### Your task
Using the material below, work out how many lines contain the word "tonnes". Reply with the number and nothing more.

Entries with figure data
>> Begin
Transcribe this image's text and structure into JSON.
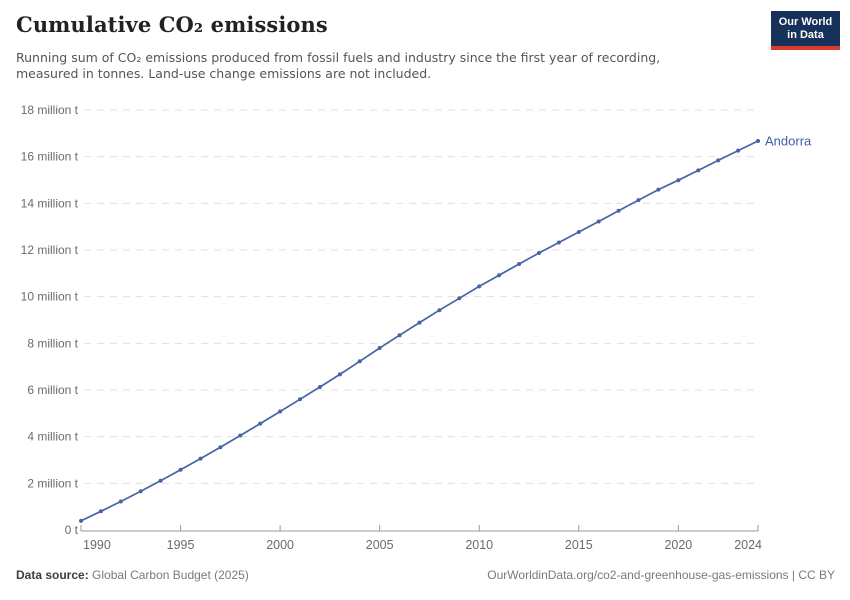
{
  "header": {
    "title": "Cumulative CO₂ emissions",
    "subtitle_line1": "Running sum of CO₂ emissions produced from fossil fuels and industry since the first year of recording,",
    "subtitle_line2": "measured in tonnes. Land-use change emissions are not included.",
    "logo_line1": "Our World",
    "logo_line2": "in Data"
  },
  "footer": {
    "source_label": "Data source:",
    "source_value": "Global Carbon Budget (2025)",
    "attribution": "OurWorldinData.org/co2-and-greenhouse-gas-emissions | CC BY"
  },
  "colors": {
    "line": "#4664a5",
    "series_label": "#4060a8",
    "grid": "#e0e0e0",
    "axis": "#9a9a9a",
    "tick_text": "#6b6b6b",
    "title_text": "#222222",
    "logo_bg": "#16315a",
    "logo_stripe": "#dc3a2b"
  },
  "chart_data": {
    "type": "line",
    "title": "Cumulative CO₂ emissions",
    "unit": "million tonnes",
    "grid": "horizontal dashed",
    "legend": "end-of-line label",
    "xlim": [
      1990,
      2024
    ],
    "ylim": [
      0,
      18
    ],
    "x": [
      1990,
      1991,
      1992,
      1993,
      1994,
      1995,
      1996,
      1997,
      1998,
      1999,
      2000,
      2001,
      2002,
      2003,
      2004,
      2005,
      2006,
      2007,
      2008,
      2009,
      2010,
      2011,
      2012,
      2013,
      2014,
      2015,
      2016,
      2017,
      2018,
      2019,
      2020,
      2021,
      2022,
      2023,
      2024
    ],
    "series": [
      {
        "name": "Andorra",
        "values": [
          0.39,
          0.8,
          1.22,
          1.66,
          2.11,
          2.58,
          3.06,
          3.55,
          4.05,
          4.56,
          5.08,
          5.6,
          6.13,
          6.67,
          7.23,
          7.8,
          8.35,
          8.89,
          9.42,
          9.93,
          10.44,
          10.92,
          11.4,
          11.87,
          12.32,
          12.77,
          13.22,
          13.68,
          14.14,
          14.59,
          14.99,
          15.41,
          15.84,
          16.26,
          16.67
        ]
      }
    ],
    "yticks": {
      "values": [
        0,
        2,
        4,
        6,
        8,
        10,
        12,
        14,
        16,
        18
      ],
      "labels": [
        "0 t",
        "2 million t",
        "4 million t",
        "6 million t",
        "8 million t",
        "10 million t",
        "12 million t",
        "14 million t",
        "16 million t",
        "18 million t"
      ]
    },
    "xticks": {
      "values": [
        1990,
        1995,
        2000,
        2005,
        2010,
        2015,
        2020,
        2024
      ],
      "labels": [
        "1990",
        "1995",
        "2000",
        "2005",
        "2010",
        "2015",
        "2020",
        "2024"
      ]
    }
  }
}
>> End
### Correct response
2